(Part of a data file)
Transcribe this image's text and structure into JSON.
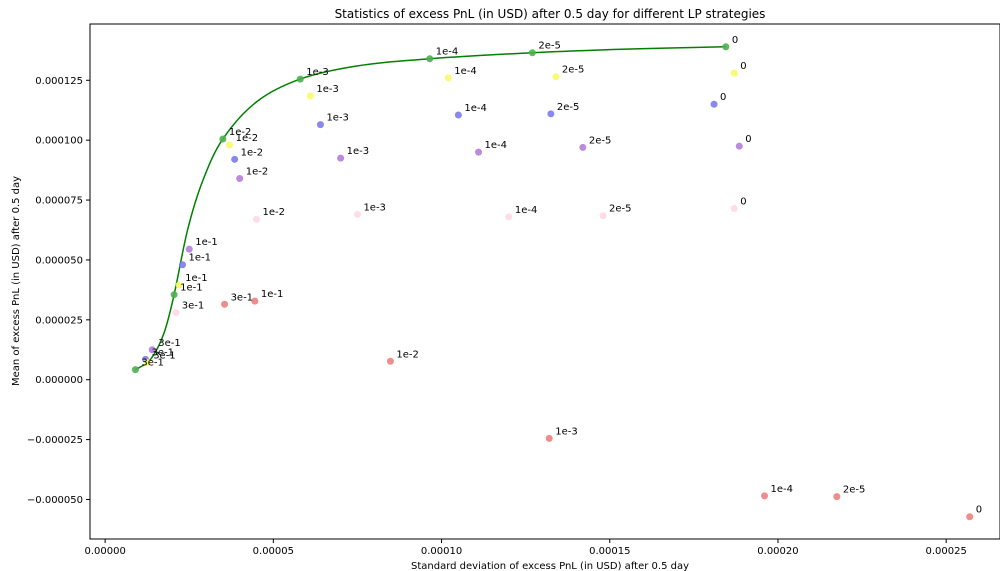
{
  "chart_data": {
    "type": "scatter",
    "title": "Statistics of excess PnL (in USD) after 0.5 day for different LP strategies",
    "xlabel": "Standard deviation of excess PnL (in USD) after 0.5 day",
    "ylabel": "Mean of excess PnL (in USD) after 0.5 day",
    "xlim": [
      -4.5e-06,
      0.000266
    ],
    "ylim": [
      -6.65e-05,
      0.0001485
    ],
    "xticks": [
      0,
      5e-05,
      0.0001,
      0.00015,
      0.0002,
      0.00025
    ],
    "xtick_labels": [
      "0.00000",
      "0.00005",
      "0.00010",
      "0.00015",
      "0.00020",
      "0.00025"
    ],
    "yticks": [
      -5e-05,
      -2.5e-05,
      0,
      2.5e-05,
      5e-05,
      7.5e-05,
      0.0001,
      0.000125
    ],
    "ytick_labels": [
      "−0.000050",
      "−0.000025",
      "0.000000",
      "0.000025",
      "0.000050",
      "0.000075",
      "0.000100",
      "0.000125"
    ],
    "grid": false,
    "series": [
      {
        "color": "#f08080",
        "points": [
          {
            "x": 3.55e-05,
            "y": 3.15e-05,
            "label": "3e-1"
          },
          {
            "x": 4.45e-05,
            "y": 3.28e-05,
            "label": "1e-1"
          },
          {
            "x": 8.48e-05,
            "y": 7.7e-06,
            "label": "1e-2"
          },
          {
            "x": 0.000132,
            "y": -2.45e-05,
            "label": "1e-3"
          },
          {
            "x": 0.000196,
            "y": -4.85e-05,
            "label": "1e-4"
          },
          {
            "x": 0.0002175,
            "y": -4.88e-05,
            "label": "2e-5"
          },
          {
            "x": 0.000257,
            "y": -5.72e-05,
            "label": "0"
          }
        ]
      },
      {
        "color": "#ffd8e6",
        "points": [
          {
            "x": 2.1e-05,
            "y": 2.8e-05,
            "label": "3e-1"
          },
          {
            "x": 4.5e-05,
            "y": 6.7e-05,
            "label": "1e-2"
          },
          {
            "x": 7.5e-05,
            "y": 6.9e-05,
            "label": "1e-3"
          },
          {
            "x": 0.00012,
            "y": 6.8e-05,
            "label": "1e-4"
          },
          {
            "x": 0.000148,
            "y": 6.85e-05,
            "label": "2e-5"
          },
          {
            "x": 0.000187,
            "y": 7.15e-05,
            "label": "0"
          }
        ]
      },
      {
        "color": "#b57edc",
        "points": [
          {
            "x": 1.4e-05,
            "y": 1.25e-05,
            "label": "3e-1"
          },
          {
            "x": 2.5e-05,
            "y": 5.45e-05,
            "label": "1e-1"
          },
          {
            "x": 4e-05,
            "y": 8.4e-05,
            "label": "1e-2"
          },
          {
            "x": 7e-05,
            "y": 9.25e-05,
            "label": "1e-3"
          },
          {
            "x": 0.000111,
            "y": 9.5e-05,
            "label": "1e-4"
          },
          {
            "x": 0.000142,
            "y": 9.7e-05,
            "label": "2e-5"
          },
          {
            "x": 0.0001885,
            "y": 9.75e-05,
            "label": "0"
          }
        ]
      },
      {
        "color": "#7b7bee",
        "points": [
          {
            "x": 1.2e-05,
            "y": 8.5e-06,
            "label": "3e-1"
          },
          {
            "x": 2.3e-05,
            "y": 4.8e-05,
            "label": "1e-1"
          },
          {
            "x": 3.85e-05,
            "y": 9.2e-05,
            "label": "1e-2"
          },
          {
            "x": 6.4e-05,
            "y": 0.0001065,
            "label": "1e-3"
          },
          {
            "x": 0.000105,
            "y": 0.0001105,
            "label": "1e-4"
          },
          {
            "x": 0.0001325,
            "y": 0.000111,
            "label": "2e-5"
          },
          {
            "x": 0.000181,
            "y": 0.000115,
            "label": "0"
          }
        ]
      },
      {
        "color": "#fafa66",
        "points": [
          {
            "x": 1.25e-05,
            "y": 7.2e-06,
            "label": "3e-1"
          },
          {
            "x": 2.2e-05,
            "y": 3.95e-05,
            "label": "1e-1"
          },
          {
            "x": 3.7e-05,
            "y": 9.8e-05,
            "label": "1e-2"
          },
          {
            "x": 6.1e-05,
            "y": 0.0001185,
            "label": "1e-3"
          },
          {
            "x": 0.000102,
            "y": 0.000126,
            "label": "1e-4"
          },
          {
            "x": 0.000134,
            "y": 0.0001265,
            "label": "2e-5"
          },
          {
            "x": 0.000187,
            "y": 0.000128,
            "label": "0"
          }
        ]
      },
      {
        "color": "#4caf50",
        "points": [
          {
            "x": 9e-06,
            "y": 4.2e-06,
            "label": "3e-1"
          },
          {
            "x": 2.05e-05,
            "y": 3.55e-05,
            "label": "1e-1"
          },
          {
            "x": 3.5e-05,
            "y": 0.0001005,
            "label": "1e-2"
          },
          {
            "x": 5.8e-05,
            "y": 0.0001255,
            "label": "1e-3"
          },
          {
            "x": 9.65e-05,
            "y": 0.000134,
            "label": "1e-4"
          },
          {
            "x": 0.000127,
            "y": 0.0001365,
            "label": "2e-5"
          },
          {
            "x": 0.0001845,
            "y": 0.000139,
            "label": "0"
          }
        ]
      }
    ],
    "frontier_curve": {
      "color": "#008000",
      "points": [
        {
          "x": 9e-06,
          "y": 4.2e-06
        },
        {
          "x": 1.35e-05,
          "y": 8.5e-06
        },
        {
          "x": 1.75e-05,
          "y": 1.95e-05
        },
        {
          "x": 2.05e-05,
          "y": 3.55e-05
        },
        {
          "x": 2.45e-05,
          "y": 6.25e-05
        },
        {
          "x": 2.9e-05,
          "y": 8.3e-05
        },
        {
          "x": 3.5e-05,
          "y": 0.0001005
        },
        {
          "x": 4.5e-05,
          "y": 0.000116
        },
        {
          "x": 5.8e-05,
          "y": 0.0001255
        },
        {
          "x": 7.5e-05,
          "y": 0.000131
        },
        {
          "x": 9.65e-05,
          "y": 0.000134
        },
        {
          "x": 0.000127,
          "y": 0.0001365
        },
        {
          "x": 0.000155,
          "y": 0.000138
        },
        {
          "x": 0.0001845,
          "y": 0.000139
        }
      ]
    }
  }
}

Your objective
Without the pictures, restate all of the entries above verbatim.

Task solution
Transcribe this image's text and structure into JSON.
{
  "chart_data": {
    "type": "scatter",
    "title": "Statistics of excess PnL (in USD) after 0.5 day for different LP strategies",
    "xlabel": "Standard deviation of excess PnL (in USD) after 0.5 day",
    "ylabel": "Mean of excess PnL (in USD) after 0.5 day",
    "xlim": [
      -4.5e-06,
      0.000266
    ],
    "ylim": [
      -6.65e-05,
      0.0001485
    ],
    "xticks": [
      0,
      5e-05,
      0.0001,
      0.00015,
      0.0002,
      0.00025
    ],
    "xtick_labels": [
      "0.00000",
      "0.00005",
      "0.00010",
      "0.00015",
      "0.00020",
      "0.00025"
    ],
    "yticks": [
      -5e-05,
      -2.5e-05,
      0,
      2.5e-05,
      5e-05,
      7.5e-05,
      0.0001,
      0.000125
    ],
    "ytick_labels": [
      "−0.000050",
      "−0.000025",
      "0.000000",
      "0.000025",
      "0.000050",
      "0.000075",
      "0.000100",
      "0.000125"
    ],
    "grid": false,
    "series": [
      {
        "color": "#f08080",
        "points": [
          {
            "x": 3.55e-05,
            "y": 3.15e-05,
            "label": "3e-1"
          },
          {
            "x": 4.45e-05,
            "y": 3.28e-05,
            "label": "1e-1"
          },
          {
            "x": 8.48e-05,
            "y": 7.7e-06,
            "label": "1e-2"
          },
          {
            "x": 0.000132,
            "y": -2.45e-05,
            "label": "1e-3"
          },
          {
            "x": 0.000196,
            "y": -4.85e-05,
            "label": "1e-4"
          },
          {
            "x": 0.0002175,
            "y": -4.88e-05,
            "label": "2e-5"
          },
          {
            "x": 0.000257,
            "y": -5.72e-05,
            "label": "0"
          }
        ]
      },
      {
        "color": "#ffd8e6",
        "points": [
          {
            "x": 2.1e-05,
            "y": 2.8e-05,
            "label": "3e-1"
          },
          {
            "x": 4.5e-05,
            "y": 6.7e-05,
            "label": "1e-2"
          },
          {
            "x": 7.5e-05,
            "y": 6.9e-05,
            "label": "1e-3"
          },
          {
            "x": 0.00012,
            "y": 6.8e-05,
            "label": "1e-4"
          },
          {
            "x": 0.000148,
            "y": 6.85e-05,
            "label": "2e-5"
          },
          {
            "x": 0.000187,
            "y": 7.15e-05,
            "label": "0"
          }
        ]
      },
      {
        "color": "#b57edc",
        "points": [
          {
            "x": 1.4e-05,
            "y": 1.25e-05,
            "label": "3e-1"
          },
          {
            "x": 2.5e-05,
            "y": 5.45e-05,
            "label": "1e-1"
          },
          {
            "x": 4e-05,
            "y": 8.4e-05,
            "label": "1e-2"
          },
          {
            "x": 7e-05,
            "y": 9.25e-05,
            "label": "1e-3"
          },
          {
            "x": 0.000111,
            "y": 9.5e-05,
            "label": "1e-4"
          },
          {
            "x": 0.000142,
            "y": 9.7e-05,
            "label": "2e-5"
          },
          {
            "x": 0.0001885,
            "y": 9.75e-05,
            "label": "0"
          }
        ]
      },
      {
        "color": "#7b7bee",
        "points": [
          {
            "x": 1.2e-05,
            "y": 8.5e-06,
            "label": "3e-1"
          },
          {
            "x": 2.3e-05,
            "y": 4.8e-05,
            "label": "1e-1"
          },
          {
            "x": 3.85e-05,
            "y": 9.2e-05,
            "label": "1e-2"
          },
          {
            "x": 6.4e-05,
            "y": 0.0001065,
            "label": "1e-3"
          },
          {
            "x": 0.000105,
            "y": 0.0001105,
            "label": "1e-4"
          },
          {
            "x": 0.0001325,
            "y": 0.000111,
            "label": "2e-5"
          },
          {
            "x": 0.000181,
            "y": 0.000115,
            "label": "0"
          }
        ]
      },
      {
        "color": "#fafa66",
        "points": [
          {
            "x": 1.25e-05,
            "y": 7.2e-06,
            "label": "3e-1"
          },
          {
            "x": 2.2e-05,
            "y": 3.95e-05,
            "label": "1e-1"
          },
          {
            "x": 3.7e-05,
            "y": 9.8e-05,
            "label": "1e-2"
          },
          {
            "x": 6.1e-05,
            "y": 0.0001185,
            "label": "1e-3"
          },
          {
            "x": 0.000102,
            "y": 0.000126,
            "label": "1e-4"
          },
          {
            "x": 0.000134,
            "y": 0.0001265,
            "label": "2e-5"
          },
          {
            "x": 0.000187,
            "y": 0.000128,
            "label": "0"
          }
        ]
      },
      {
        "color": "#4caf50",
        "points": [
          {
            "x": 9e-06,
            "y": 4.2e-06,
            "label": "3e-1"
          },
          {
            "x": 2.05e-05,
            "y": 3.55e-05,
            "label": "1e-1"
          },
          {
            "x": 3.5e-05,
            "y": 0.0001005,
            "label": "1e-2"
          },
          {
            "x": 5.8e-05,
            "y": 0.0001255,
            "label": "1e-3"
          },
          {
            "x": 9.65e-05,
            "y": 0.000134,
            "label": "1e-4"
          },
          {
            "x": 0.000127,
            "y": 0.0001365,
            "label": "2e-5"
          },
          {
            "x": 0.0001845,
            "y": 0.000139,
            "label": "0"
          }
        ]
      }
    ],
    "frontier_curve": {
      "color": "#008000",
      "points": [
        {
          "x": 9e-06,
          "y": 4.2e-06
        },
        {
          "x": 1.35e-05,
          "y": 8.5e-06
        },
        {
          "x": 1.75e-05,
          "y": 1.95e-05
        },
        {
          "x": 2.05e-05,
          "y": 3.55e-05
        },
        {
          "x": 2.45e-05,
          "y": 6.25e-05
        },
        {
          "x": 2.9e-05,
          "y": 8.3e-05
        },
        {
          "x": 3.5e-05,
          "y": 0.0001005
        },
        {
          "x": 4.5e-05,
          "y": 0.000116
        },
        {
          "x": 5.8e-05,
          "y": 0.0001255
        },
        {
          "x": 7.5e-05,
          "y": 0.000131
        },
        {
          "x": 9.65e-05,
          "y": 0.000134
        },
        {
          "x": 0.000127,
          "y": 0.0001365
        },
        {
          "x": 0.000155,
          "y": 0.000138
        },
        {
          "x": 0.0001845,
          "y": 0.000139
        }
      ]
    }
  }
}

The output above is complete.